◆ Exercise objective
Your task is to transcribe the data in full.

◆ Supplied records

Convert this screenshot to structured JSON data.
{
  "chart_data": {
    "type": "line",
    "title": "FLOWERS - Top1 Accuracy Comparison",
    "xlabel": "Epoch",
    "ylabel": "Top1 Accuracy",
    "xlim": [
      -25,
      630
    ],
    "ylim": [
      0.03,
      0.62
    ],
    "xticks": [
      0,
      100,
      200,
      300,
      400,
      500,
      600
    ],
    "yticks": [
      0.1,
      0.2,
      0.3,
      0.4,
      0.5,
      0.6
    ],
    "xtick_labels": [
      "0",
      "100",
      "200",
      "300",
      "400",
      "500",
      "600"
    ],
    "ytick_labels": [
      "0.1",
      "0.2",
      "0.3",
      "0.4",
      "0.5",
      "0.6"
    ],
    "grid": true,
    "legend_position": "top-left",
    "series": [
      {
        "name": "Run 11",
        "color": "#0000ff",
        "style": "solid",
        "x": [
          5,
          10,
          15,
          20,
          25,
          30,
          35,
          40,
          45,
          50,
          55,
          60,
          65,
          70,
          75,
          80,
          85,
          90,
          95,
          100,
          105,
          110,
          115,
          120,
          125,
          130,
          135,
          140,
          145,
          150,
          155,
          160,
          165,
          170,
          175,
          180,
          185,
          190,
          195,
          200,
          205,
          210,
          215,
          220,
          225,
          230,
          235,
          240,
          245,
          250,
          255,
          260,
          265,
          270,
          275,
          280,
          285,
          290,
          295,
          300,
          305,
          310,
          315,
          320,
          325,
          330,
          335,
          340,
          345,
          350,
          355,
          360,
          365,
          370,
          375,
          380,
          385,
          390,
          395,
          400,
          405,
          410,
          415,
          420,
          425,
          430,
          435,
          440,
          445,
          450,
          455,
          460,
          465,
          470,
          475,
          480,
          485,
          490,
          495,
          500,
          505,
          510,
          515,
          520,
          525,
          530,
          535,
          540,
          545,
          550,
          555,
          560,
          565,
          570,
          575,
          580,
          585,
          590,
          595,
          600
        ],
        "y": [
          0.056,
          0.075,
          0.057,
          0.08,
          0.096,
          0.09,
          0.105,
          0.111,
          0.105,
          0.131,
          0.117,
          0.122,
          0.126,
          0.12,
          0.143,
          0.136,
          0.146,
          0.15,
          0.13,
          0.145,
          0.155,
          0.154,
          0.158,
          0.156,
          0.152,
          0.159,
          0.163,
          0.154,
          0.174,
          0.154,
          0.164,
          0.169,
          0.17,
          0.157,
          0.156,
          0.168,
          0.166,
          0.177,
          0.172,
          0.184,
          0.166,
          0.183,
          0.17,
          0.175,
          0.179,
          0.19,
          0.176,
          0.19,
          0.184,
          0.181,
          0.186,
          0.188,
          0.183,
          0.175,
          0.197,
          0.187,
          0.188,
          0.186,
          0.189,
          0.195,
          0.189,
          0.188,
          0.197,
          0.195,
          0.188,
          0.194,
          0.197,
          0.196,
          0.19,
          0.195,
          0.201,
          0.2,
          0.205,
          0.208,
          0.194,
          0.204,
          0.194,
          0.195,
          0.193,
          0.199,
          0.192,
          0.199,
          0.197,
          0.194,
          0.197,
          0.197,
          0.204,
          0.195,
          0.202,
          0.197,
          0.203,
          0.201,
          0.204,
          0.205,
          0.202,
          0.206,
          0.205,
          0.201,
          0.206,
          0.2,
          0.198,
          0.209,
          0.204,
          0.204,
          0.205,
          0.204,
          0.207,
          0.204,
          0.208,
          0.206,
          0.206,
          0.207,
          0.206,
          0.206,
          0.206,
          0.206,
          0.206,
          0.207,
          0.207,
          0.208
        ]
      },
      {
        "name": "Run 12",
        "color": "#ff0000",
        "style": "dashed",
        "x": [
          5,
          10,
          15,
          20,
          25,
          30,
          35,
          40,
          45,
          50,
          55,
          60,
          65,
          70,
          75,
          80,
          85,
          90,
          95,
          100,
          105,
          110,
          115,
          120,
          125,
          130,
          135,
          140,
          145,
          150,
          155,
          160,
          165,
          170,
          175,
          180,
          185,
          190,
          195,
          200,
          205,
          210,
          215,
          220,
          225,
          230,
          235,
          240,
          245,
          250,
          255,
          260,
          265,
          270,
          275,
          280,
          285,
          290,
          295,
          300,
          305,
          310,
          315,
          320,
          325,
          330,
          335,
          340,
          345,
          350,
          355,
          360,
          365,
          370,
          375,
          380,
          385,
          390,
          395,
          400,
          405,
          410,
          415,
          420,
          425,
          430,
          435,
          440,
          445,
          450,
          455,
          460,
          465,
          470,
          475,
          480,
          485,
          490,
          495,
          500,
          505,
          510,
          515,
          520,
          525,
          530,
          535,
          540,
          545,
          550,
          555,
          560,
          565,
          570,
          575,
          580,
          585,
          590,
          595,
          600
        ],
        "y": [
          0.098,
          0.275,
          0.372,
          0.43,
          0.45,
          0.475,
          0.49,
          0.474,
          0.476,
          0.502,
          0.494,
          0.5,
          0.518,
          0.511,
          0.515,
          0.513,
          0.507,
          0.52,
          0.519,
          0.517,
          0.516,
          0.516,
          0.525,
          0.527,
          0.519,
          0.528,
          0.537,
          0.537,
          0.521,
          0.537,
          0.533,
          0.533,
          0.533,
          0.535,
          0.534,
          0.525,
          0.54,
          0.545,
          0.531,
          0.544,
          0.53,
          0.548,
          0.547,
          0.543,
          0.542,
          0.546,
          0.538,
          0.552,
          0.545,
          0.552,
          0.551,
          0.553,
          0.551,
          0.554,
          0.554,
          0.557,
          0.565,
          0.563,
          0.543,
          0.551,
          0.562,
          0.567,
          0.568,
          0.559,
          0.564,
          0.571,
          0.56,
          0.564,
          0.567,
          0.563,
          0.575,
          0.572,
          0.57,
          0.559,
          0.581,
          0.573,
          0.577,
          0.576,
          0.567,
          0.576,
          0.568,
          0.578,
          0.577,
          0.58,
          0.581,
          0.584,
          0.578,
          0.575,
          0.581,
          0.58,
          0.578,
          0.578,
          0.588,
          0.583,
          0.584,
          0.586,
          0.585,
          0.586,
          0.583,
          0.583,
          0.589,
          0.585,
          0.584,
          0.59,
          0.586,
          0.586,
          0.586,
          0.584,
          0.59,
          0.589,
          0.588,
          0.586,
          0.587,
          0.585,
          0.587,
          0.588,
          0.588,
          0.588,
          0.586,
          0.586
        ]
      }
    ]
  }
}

◆ Solution
Convert this screenshot to structured JSON data.
{
  "chart_data": {
    "type": "line",
    "title": "FLOWERS - Top1 Accuracy Comparison",
    "xlabel": "Epoch",
    "ylabel": "Top1 Accuracy",
    "xlim": [
      -25,
      630
    ],
    "ylim": [
      0.03,
      0.62
    ],
    "xticks": [
      0,
      100,
      200,
      300,
      400,
      500,
      600
    ],
    "yticks": [
      0.1,
      0.2,
      0.3,
      0.4,
      0.5,
      0.6
    ],
    "xtick_labels": [
      "0",
      "100",
      "200",
      "300",
      "400",
      "500",
      "600"
    ],
    "ytick_labels": [
      "0.1",
      "0.2",
      "0.3",
      "0.4",
      "0.5",
      "0.6"
    ],
    "grid": true,
    "legend_position": "top-left",
    "series": [
      {
        "name": "Run 11",
        "color": "#0000ff",
        "style": "solid",
        "x": [
          5,
          10,
          15,
          20,
          25,
          30,
          35,
          40,
          45,
          50,
          55,
          60,
          65,
          70,
          75,
          80,
          85,
          90,
          95,
          100,
          105,
          110,
          115,
          120,
          125,
          130,
          135,
          140,
          145,
          150,
          155,
          160,
          165,
          170,
          175,
          180,
          185,
          190,
          195,
          200,
          205,
          210,
          215,
          220,
          225,
          230,
          235,
          240,
          245,
          250,
          255,
          260,
          265,
          270,
          275,
          280,
          285,
          290,
          295,
          300,
          305,
          310,
          315,
          320,
          325,
          330,
          335,
          340,
          345,
          350,
          355,
          360,
          365,
          370,
          375,
          380,
          385,
          390,
          395,
          400,
          405,
          410,
          415,
          420,
          425,
          430,
          435,
          440,
          445,
          450,
          455,
          460,
          465,
          470,
          475,
          480,
          485,
          490,
          495,
          500,
          505,
          510,
          515,
          520,
          525,
          530,
          535,
          540,
          545,
          550,
          555,
          560,
          565,
          570,
          575,
          580,
          585,
          590,
          595,
          600
        ],
        "y": [
          0.056,
          0.075,
          0.057,
          0.08,
          0.096,
          0.09,
          0.105,
          0.111,
          0.105,
          0.131,
          0.117,
          0.122,
          0.126,
          0.12,
          0.143,
          0.136,
          0.146,
          0.15,
          0.13,
          0.145,
          0.155,
          0.154,
          0.158,
          0.156,
          0.152,
          0.159,
          0.163,
          0.154,
          0.174,
          0.154,
          0.164,
          0.169,
          0.17,
          0.157,
          0.156,
          0.168,
          0.166,
          0.177,
          0.172,
          0.184,
          0.166,
          0.183,
          0.17,
          0.175,
          0.179,
          0.19,
          0.176,
          0.19,
          0.184,
          0.181,
          0.186,
          0.188,
          0.183,
          0.175,
          0.197,
          0.187,
          0.188,
          0.186,
          0.189,
          0.195,
          0.189,
          0.188,
          0.197,
          0.195,
          0.188,
          0.194,
          0.197,
          0.196,
          0.19,
          0.195,
          0.201,
          0.2,
          0.205,
          0.208,
          0.194,
          0.204,
          0.194,
          0.195,
          0.193,
          0.199,
          0.192,
          0.199,
          0.197,
          0.194,
          0.197,
          0.197,
          0.204,
          0.195,
          0.202,
          0.197,
          0.203,
          0.201,
          0.204,
          0.205,
          0.202,
          0.206,
          0.205,
          0.201,
          0.206,
          0.2,
          0.198,
          0.209,
          0.204,
          0.204,
          0.205,
          0.204,
          0.207,
          0.204,
          0.208,
          0.206,
          0.206,
          0.207,
          0.206,
          0.206,
          0.206,
          0.206,
          0.206,
          0.207,
          0.207,
          0.208
        ]
      },
      {
        "name": "Run 12",
        "color": "#ff0000",
        "style": "dashed",
        "x": [
          5,
          10,
          15,
          20,
          25,
          30,
          35,
          40,
          45,
          50,
          55,
          60,
          65,
          70,
          75,
          80,
          85,
          90,
          95,
          100,
          105,
          110,
          115,
          120,
          125,
          130,
          135,
          140,
          145,
          150,
          155,
          160,
          165,
          170,
          175,
          180,
          185,
          190,
          195,
          200,
          205,
          210,
          215,
          220,
          225,
          230,
          235,
          240,
          245,
          250,
          255,
          260,
          265,
          270,
          275,
          280,
          285,
          290,
          295,
          300,
          305,
          310,
          315,
          320,
          325,
          330,
          335,
          340,
          345,
          350,
          355,
          360,
          365,
          370,
          375,
          380,
          385,
          390,
          395,
          400,
          405,
          410,
          415,
          420,
          425,
          430,
          435,
          440,
          445,
          450,
          455,
          460,
          465,
          470,
          475,
          480,
          485,
          490,
          495,
          500,
          505,
          510,
          515,
          520,
          525,
          530,
          535,
          540,
          545,
          550,
          555,
          560,
          565,
          570,
          575,
          580,
          585,
          590,
          595,
          600
        ],
        "y": [
          0.098,
          0.275,
          0.372,
          0.43,
          0.45,
          0.475,
          0.49,
          0.474,
          0.476,
          0.502,
          0.494,
          0.5,
          0.518,
          0.511,
          0.515,
          0.513,
          0.507,
          0.52,
          0.519,
          0.517,
          0.516,
          0.516,
          0.525,
          0.527,
          0.519,
          0.528,
          0.537,
          0.537,
          0.521,
          0.537,
          0.533,
          0.533,
          0.533,
          0.535,
          0.534,
          0.525,
          0.54,
          0.545,
          0.531,
          0.544,
          0.53,
          0.548,
          0.547,
          0.543,
          0.542,
          0.546,
          0.538,
          0.552,
          0.545,
          0.552,
          0.551,
          0.553,
          0.551,
          0.554,
          0.554,
          0.557,
          0.565,
          0.563,
          0.543,
          0.551,
          0.562,
          0.567,
          0.568,
          0.559,
          0.564,
          0.571,
          0.56,
          0.564,
          0.567,
          0.563,
          0.575,
          0.572,
          0.57,
          0.559,
          0.581,
          0.573,
          0.577,
          0.576,
          0.567,
          0.576,
          0.568,
          0.578,
          0.577,
          0.58,
          0.581,
          0.584,
          0.578,
          0.575,
          0.581,
          0.58,
          0.578,
          0.578,
          0.588,
          0.583,
          0.584,
          0.586,
          0.585,
          0.586,
          0.583,
          0.583,
          0.589,
          0.585,
          0.584,
          0.59,
          0.586,
          0.586,
          0.586,
          0.584,
          0.59,
          0.589,
          0.588,
          0.586,
          0.587,
          0.585,
          0.587,
          0.588,
          0.588,
          0.588,
          0.586,
          0.586
        ]
      }
    ]
  }
}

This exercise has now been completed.